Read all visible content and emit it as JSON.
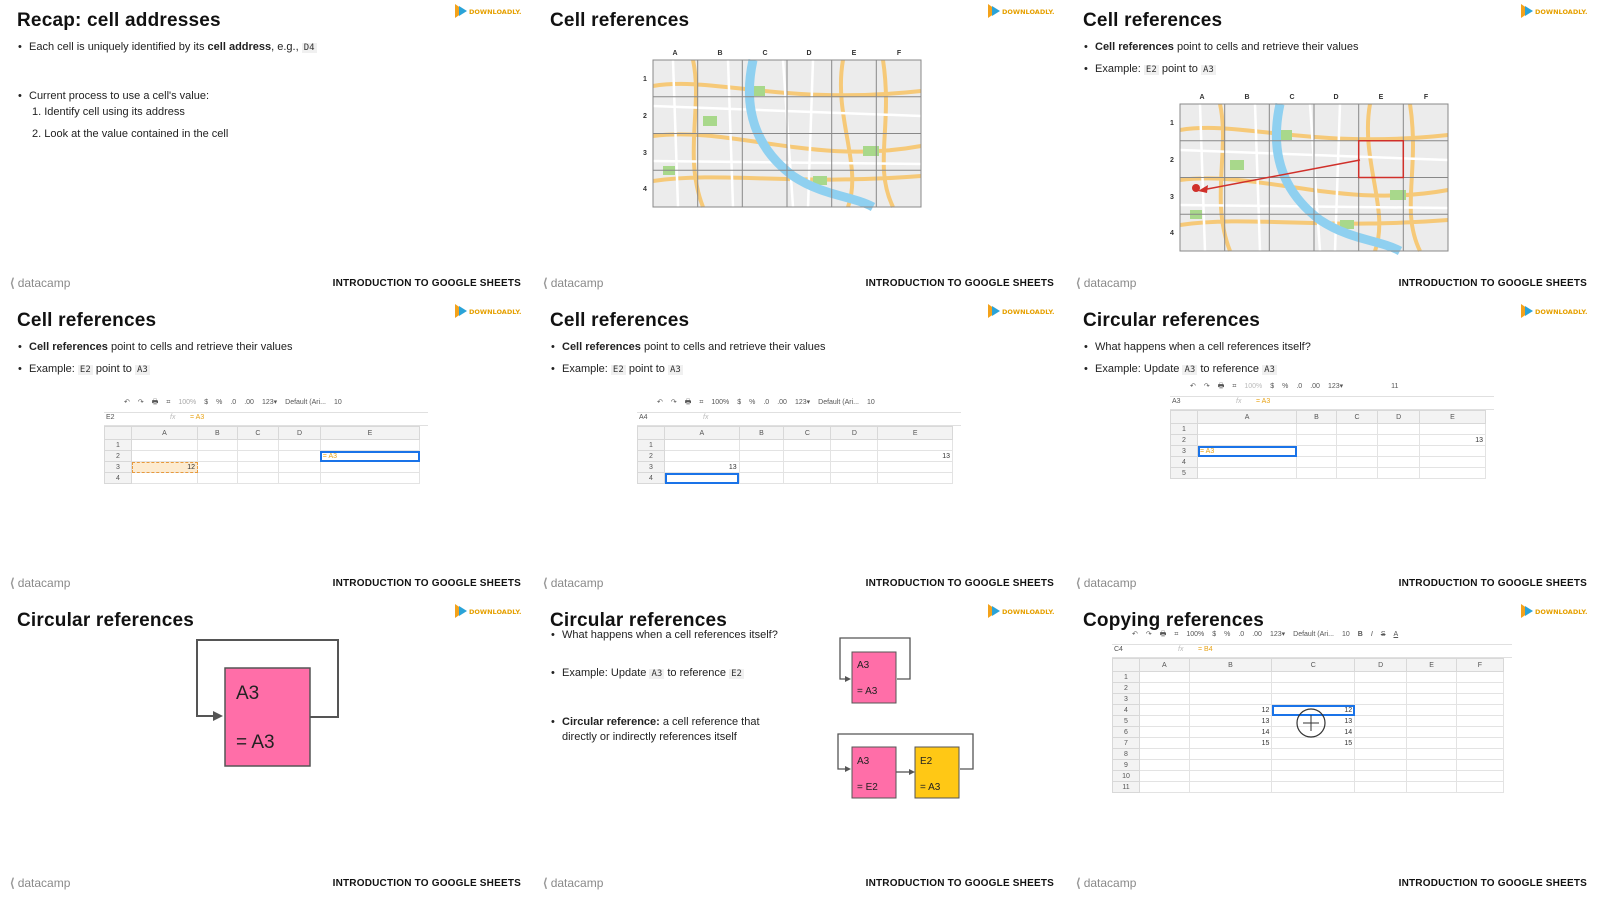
{
  "footer": {
    "brand": "datacamp",
    "course": "INTRODUCTION TO GOOGLE SHEETS"
  },
  "badge_text": "DOWNLOADLY.IR",
  "colors": {
    "pink": "#ff6ea8",
    "yellow": "#ffc815",
    "river": "#8fd0f0",
    "red": "#d0302a",
    "select": "#1a73e8"
  },
  "slides": [
    {
      "title": "Recap: cell addresses",
      "b1_pre": "Each cell is uniquely identified by its ",
      "b1_bold": "cell address",
      "b1_post": ", e.g., ",
      "b1_code": "D4",
      "b2": "Current process to use a cell's value:",
      "n1": "1.  Identify cell using its address",
      "n2": "2.  Look at the value contained in the cell"
    },
    {
      "title": "Cell references",
      "cols": [
        "A",
        "B",
        "C",
        "D",
        "E",
        "F"
      ],
      "rows": [
        "1",
        "2",
        "3",
        "4"
      ]
    },
    {
      "title": "Cell references",
      "b1_bold": "Cell references",
      "b1_post": " point to cells and retrieve their values",
      "b2_pre": "Example: ",
      "b2_code1": "E2",
      "b2_mid": " point to ",
      "b2_code2": "A3",
      "cols": [
        "A",
        "B",
        "C",
        "D",
        "E",
        "F"
      ],
      "rows": [
        "1",
        "2",
        "3",
        "4"
      ]
    },
    {
      "title": "Cell references",
      "b1_bold": "Cell references",
      "b1_post": " point to cells and retrieve their values",
      "b2_pre": "Example: ",
      "b2_code1": "E2",
      "b2_mid": " point to ",
      "b2_code2": "A3",
      "toolbar": [
        "↶",
        "↷",
        "🖶",
        "⌗",
        "100%",
        "$",
        "%",
        ".0",
        ".00",
        "123▾",
        "Default (Ari...",
        "10"
      ],
      "namebox": "E2",
      "formula": "= A3",
      "cols": [
        "A",
        "B",
        "C",
        "D",
        "E"
      ],
      "rows": [
        "1",
        "2",
        "3",
        "4"
      ],
      "cell_a3": "12",
      "cell_e2": "= A3"
    },
    {
      "title": "Cell references",
      "b1_bold": "Cell references",
      "b1_post": " point to cells and retrieve their values",
      "b2_pre": "Example: ",
      "b2_code1": "E2",
      "b2_mid": " point to ",
      "b2_code2": "A3",
      "toolbar": [
        "↶",
        "↷",
        "🖶",
        "⌗",
        "100%",
        "$",
        "%",
        ".0",
        ".00",
        "123▾",
        "Default (Ari...",
        "10"
      ],
      "namebox": "A4",
      "formula": "",
      "cols": [
        "A",
        "B",
        "C",
        "D",
        "E"
      ],
      "rows": [
        "1",
        "2",
        "3",
        "4"
      ],
      "cell_a3": "13",
      "cell_e2": "13"
    },
    {
      "title": "Circular references",
      "b1": "What happens when a cell references itself?",
      "b2_pre": "Example: Update ",
      "b2_code1": "A3",
      "b2_mid": " to reference ",
      "b2_code2": "A3",
      "toolbar": [
        "↶",
        "↷",
        "🖶",
        "⌗",
        "100%",
        "$",
        "%",
        ".0",
        ".00",
        "123▾",
        "",
        "11"
      ],
      "namebox": "A3",
      "formula": "= A3",
      "cols": [
        "A",
        "B",
        "C",
        "D",
        "E"
      ],
      "rows": [
        "1",
        "2",
        "3",
        "4",
        "5"
      ],
      "cell_e2": "13",
      "cell_a3": "= A3"
    },
    {
      "title": "Circular references",
      "box_l1": "A3",
      "box_l2": "= A3"
    },
    {
      "title": "Circular references",
      "b1": "What happens when a cell references itself?",
      "b2_pre": "Example: Update ",
      "b2_code1": "A3",
      "b2_mid": " to reference ",
      "b2_code2": "E2",
      "b3_bold": "Circular reference:",
      "b3_post": " a cell reference that directly or indirectly references itself",
      "box1_l1": "A3",
      "box1_l2": "= A3",
      "box2_l1": "A3",
      "box2_l2": "= E2",
      "box3_l1": "E2",
      "box3_l2": "= A3"
    },
    {
      "title": "Copying references",
      "toolbar": [
        "↶",
        "↷",
        "🖶",
        "⌗",
        "100%",
        "$",
        "%",
        ".0",
        ".00",
        "123▾",
        "Default (Ari...",
        "10",
        "B",
        "I",
        "S",
        "A"
      ],
      "namebox": "C4",
      "formula": "= B4",
      "cols": [
        "A",
        "B",
        "C",
        "D",
        "E",
        "F"
      ],
      "rows": [
        "1",
        "2",
        "3",
        "4",
        "5",
        "6",
        "7",
        "8",
        "9",
        "10",
        "11"
      ],
      "colB": [
        "12",
        "13",
        "14",
        "15"
      ],
      "colC": [
        "12",
        "13",
        "14",
        "15"
      ]
    }
  ]
}
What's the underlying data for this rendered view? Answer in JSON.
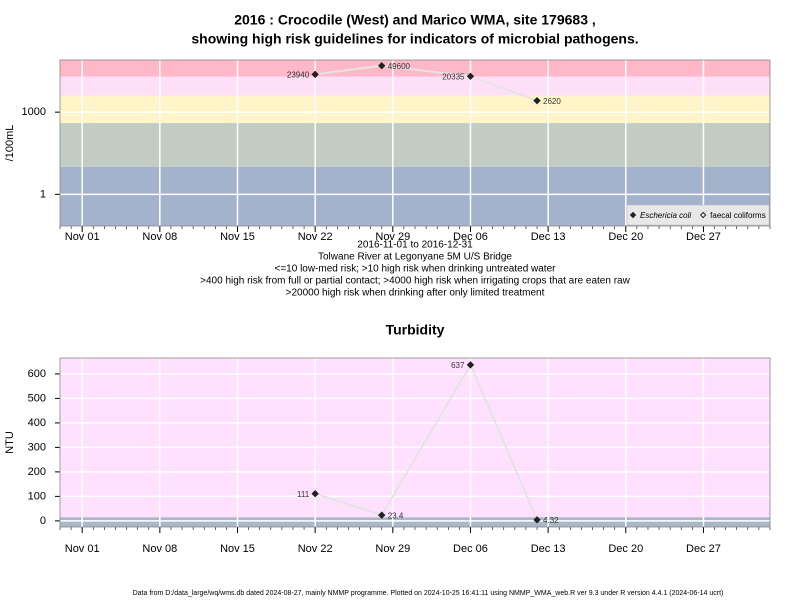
{
  "chart_data": [
    {
      "type": "line",
      "title": [
        "2016 : Crocodile (West) and Marico WMA, site 179683 ,",
        "showing high risk guidelines for indicators of microbial pathogens."
      ],
      "y_label": "/100mL",
      "notes": [
        "2016-11-01 to 2016-12-31",
        "Tolwane River at Legonyane 5M U/S Bridge",
        "<=10 low-med risk; >10 high risk when drinking untreated water",
        ">400 high risk from full or partial contact; >4000 high risk when irrigating crops that are eaten raw",
        ">20000 high risk when drinking after only limited treatment"
      ],
      "x": [
        "Nov 22",
        "Nov 28",
        "Dec 06",
        "Dec 12"
      ],
      "xlim": [
        "Oct 30",
        "Jan 02"
      ],
      "xticks": [
        "Nov 01",
        "Nov 08",
        "Nov 15",
        "Nov 22",
        "Nov 29",
        "Dec 06",
        "Dec 13",
        "Dec 20",
        "Dec 27"
      ],
      "log_y": true,
      "ylim": [
        0.07,
        80000
      ],
      "yticks": [
        1,
        1000
      ],
      "grid": true,
      "bands": {
        "thresholds": [
          10,
          400,
          4000,
          20000
        ],
        "colors": [
          "#a3b3cc",
          "#c3ccc3",
          "#fff5c8",
          "#fde0f8",
          "#ffb8c8"
        ]
      },
      "legend": "bottom-right",
      "line_color": "#e4e4e4",
      "series": [
        {
          "name": "Eschericia coli",
          "color": "#222222",
          "marker": "filled",
          "values": [
            23940,
            49600,
            20335,
            2620
          ]
        },
        {
          "name": "faecal coliforms",
          "color": "#222222",
          "marker": "open",
          "values": [
            null,
            null,
            null,
            null
          ]
        }
      ]
    },
    {
      "type": "line",
      "title": [
        "Turbidity"
      ],
      "y_label": "NTU",
      "x": [
        "Nov 22",
        "Nov 28",
        "Dec 06",
        "Dec 12"
      ],
      "xlim": [
        "Oct 30",
        "Jan 02"
      ],
      "xticks": [
        "Nov 01",
        "Nov 08",
        "Nov 15",
        "Nov 22",
        "Nov 29",
        "Dec 06",
        "Dec 13",
        "Dec 20",
        "Dec 27"
      ],
      "log_y": false,
      "ylim": [
        -25,
        665
      ],
      "yticks": [
        0,
        100,
        200,
        300,
        400,
        500,
        600
      ],
      "grid": true,
      "bands": {
        "thresholds": [
          15
        ],
        "colors": [
          "#a9b8c8",
          "#ffe0ff"
        ]
      },
      "line_color": "#e4e4e4",
      "series": [
        {
          "color": "#222222",
          "marker": "filled",
          "values": [
            111,
            23.4,
            637,
            4.32
          ]
        }
      ]
    }
  ],
  "footer": "Data from D:/data_large/wq/wms.db dated 2024-08-27, mainly NMMP programme. Plotted on 2024-10-25 16:41:11 using NMMP_WMA_web.R ver 9.3 under R version 4.4.1 (2024-06-14 ucrt)"
}
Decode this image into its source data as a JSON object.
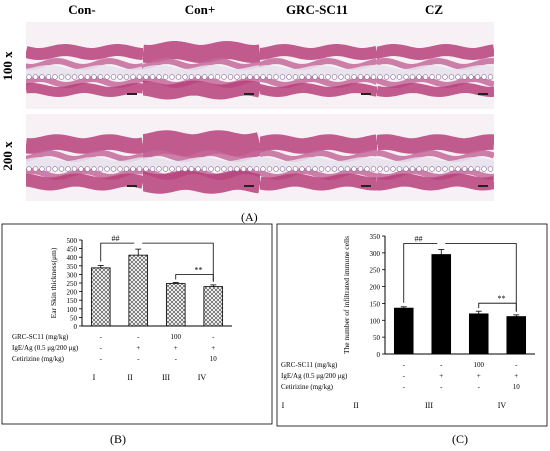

+---+

■ PROBLEM REQUIREMENTS ■
Would you repeat the material exactly, keeping out any pictures?

■ SOLUTION TO THIS EXERCISE ■
Read all visible content and emit it as JSON.
{
  "footer": {
    "brand": "datacamp",
    "course": "INTRODUCTION TO GOOGLE SHEETS"
  },
  "badge_text": "DOWNLOADLY.IR",
  "colors": {
    "pink": "#ff6ea8",
    "yellow": "#ffc815",
    "river": "#8fd0f0",
    "red": "#d0302a",
    "select": "#1a73e8"
  },
  "slides": [
    {
      "title": "Recap: cell addresses",
      "b1_pre": "Each cell is uniquely identified by its ",
      "b1_bold": "cell address",
      "b1_post": ", e.g., ",
      "b1_code": "D4",
      "b2": "Current process to use a cell's value:",
      "n1": "1.  Identify cell using its address",
      "n2": "2.  Look at the value contained in the cell"
    },
    {
      "title": "Cell references",
      "cols": [
        "A",
        "B",
        "C",
        "D",
        "E",
        "F"
      ],
      "rows": [
        "1",
        "2",
        "3",
        "4"
      ]
    },
    {
      "title": "Cell references",
      "b1_bold": "Cell references",
      "b1_post": " point to cells and retrieve their values",
      "b2_pre": "Example: ",
      "b2_code1": "E2",
      "b2_mid": " point to ",
      "b2_code2": "A3",
      "cols": [
        "A",
        "B",
        "C",
        "D",
        "E",
        "F"
      ],
      "rows": [
        "1",
        "2",
        "3",
        "4"
      ]
    },
    {
      "title": "Cell references",
      "b1_bold": "Cell references",
      "b1_post": " point to cells and retrieve their values",
      "b2_pre": "Example: ",
      "b2_code1": "E2",
      "b2_mid": " point to ",
      "b2_code2": "A3",
      "toolbar": [
        "↶",
        "↷",
        "🖶",
        "⌗",
        "100%",
        "$",
        "%",
        ".0",
        ".00",
        "123▾",
        "Default (Ari...",
        "10"
      ],
      "namebox": "E2",
      "formula": "= A3",
      "cols": [
        "A",
        "B",
        "C",
        "D",
        "E"
      ],
      "rows": [
        "1",
        "2",
        "3",
        "4"
      ],
      "cell_a3": "12",
      "cell_e2": "= A3"
    },
    {
      "title": "Cell references",
      "b1_bold": "Cell references",
      "b1_post": " point to cells and retrieve their values",
      "b2_pre": "Example: ",
      "b2_code1": "E2",
      "b2_mid": " point to ",
      "b2_code2": "A3",
      "toolbar": [
        "↶",
        "↷",
        "🖶",
        "⌗",
        "100%",
        "$",
        "%",
        ".0",
        ".00",
        "123▾",
        "Default (Ari...",
        "10"
      ],
      "namebox": "A4",
      "formula": "",
      "cols": [
        "A",
        "B",
        "C",
        "D",
        "E"
      ],
      "rows": [
        "1",
        "2",
        "3",
        "4"
      ],
      "cell_a3": "13",
      "cell_e2": "13"
    },
    {
      "title": "Circular references",
      "b1": "What happens when a cell references itself?",
      "b2_pre": "Example: Update ",
      "b2_code1": "A3",
      "b2_mid": " to reference ",
      "b2_code2": "A3",
      "toolbar": [
        "↶",
        "↷",
        "🖶",
        "⌗",
        "100%",
        "$",
        "%",
        ".0",
        ".00",
        "123▾",
        "",
        "11"
      ],
      "namebox": "A3",
      "formula": "= A3",
      "cols": [
        "A",
        "B",
        "C",
        "D",
        "E"
      ],
      "rows": [
        "1",
        "2",
        "3",
        "4",
        "5"
      ],
      "cell_e2": "13",
      "cell_a3": "= A3"
    },
    {
      "title": "Circular references",
      "box_l1": "A3",
      "box_l2": "= A3"
    },
    {
      "title": "Circular references",
      "b1": "What happens when a cell references itself?",
      "b2_pre": "Example: Update ",
      "b2_code1": "A3",
      "b2_mid": " to reference ",
      "b2_code2": "E2",
      "b3_bold": "Circular reference:",
      "b3_post": " a cell reference that directly or indirectly references itself",
      "box1_l1": "A3",
      "box1_l2": "= A3",
      "box2_l1": "A3",
      "box2_l2": "= E2",
      "box3_l1": "E2",
      "box3_l2": "= A3"
    },
    {
      "title": "Copying references",
      "toolbar": [
        "↶",
        "↷",
        "🖶",
        "⌗",
        "100%",
        "$",
        "%",
        ".0",
        ".00",
        "123▾",
        "Default (Ari...",
        "10",
        "B",
        "I",
        "S",
        "A"
      ],
      "namebox": "C4",
      "formula": "= B4",
      "cols": [
        "A",
        "B",
        "C",
        "D",
        "E",
        "F"
      ],
      "rows": [
        "1",
        "2",
        "3",
        "4",
        "5",
        "6",
        "7",
        "8",
        "9",
        "10",
        "11"
      ],
      "colB": [
        "12",
        "13",
        "14",
        "15"
      ],
      "colC": [
        "12",
        "13",
        "14",
        "15"
      ]
    }
  ]
}
What's the underlying data for this rendered view? Answer in JSON.
{
  "chart_data": [
    {
      "type": "line",
      "title": [
        "2016 : Crocodile (West) and Marico WMA, site 179683 ,",
        "showing high risk guidelines for indicators of microbial pathogens."
      ],
      "y_label": "/100mL",
      "notes": [
        "2016-11-01 to 2016-12-31",
        "Tolwane River at Legonyane 5M U/S Bridge",
        "<=10 low-med risk; >10 high risk when drinking untreated water",
        ">400 high risk from full or partial contact; >4000 high risk when irrigating crops that are eaten raw",
        ">20000 high risk when drinking after only limited treatment"
      ],
      "x": [
        "Nov 22",
        "Nov 28",
        "Dec 06",
        "Dec 12"
      ],
      "xlim": [
        "Oct 30",
        "Jan 02"
      ],
      "xticks": [
        "Nov 01",
        "Nov 08",
        "Nov 15",
        "Nov 22",
        "Nov 29",
        "Dec 06",
        "Dec 13",
        "Dec 20",
        "Dec 27"
      ],
      "log_y": true,
      "ylim": [
        0.07,
        80000
      ],
      "yticks": [
        1,
        1000
      ],
      "grid": true,
      "bands": {
        "thresholds": [
          10,
          400,
          4000,
          20000
        ],
        "colors": [
          "#a3b3cc",
          "#c3ccc3",
          "#fff5c8",
          "#fde0f8",
          "#ffb8c8"
        ]
      },
      "legend": "bottom-right",
      "line_color": "#e4e4e4",
      "series": [
        {
          "name": "Eschericia coli",
          "color": "#222222",
          "marker": "filled",
          "values": [
            23940,
            49600,
            20335,
            2620
          ]
        },
        {
          "name": "faecal coliforms",
          "color": "#222222",
          "marker": "open",
          "values": [
            null,
            null,
            null,
            null
          ]
        }
      ]
    },
    {
      "type": "line",
      "title": [
        "Turbidity"
      ],
      "y_label": "NTU",
      "x": [
        "Nov 22",
        "Nov 28",
        "Dec 06",
        "Dec 12"
      ],
      "xlim": [
        "Oct 30",
        "Jan 02"
      ],
      "xticks": [
        "Nov 01",
        "Nov 08",
        "Nov 15",
        "Nov 22",
        "Nov 29",
        "Dec 06",
        "Dec 13",
        "Dec 20",
        "Dec 27"
      ],
      "log_y": false,
      "ylim": [
        -25,
        665
      ],
      "yticks": [
        0,
        100,
        200,
        300,
        400,
        500,
        600
      ],
      "grid": true,
      "bands": {
        "thresholds": [
          15
        ],
        "colors": [
          "#a9b8c8",
          "#ffe0ff"
        ]
      },
      "line_color": "#e4e4e4",
      "series": [
        {
          "color": "#222222",
          "marker": "filled",
          "values": [
            111,
            23.4,
            637,
            4.32
          ]
        }
      ]
    }
  ],
  "footer": "Data from D:/data_large/wq/wms.db dated 2024-08-27, mainly NMMP programme. Plotted on 2024-10-25 16:41:11 using NMMP_WMA_web.R ver 9.3 under R version 4.4.1 (2024-06-14 ucrt)"
}
Decode this image into its source data as a JSON object.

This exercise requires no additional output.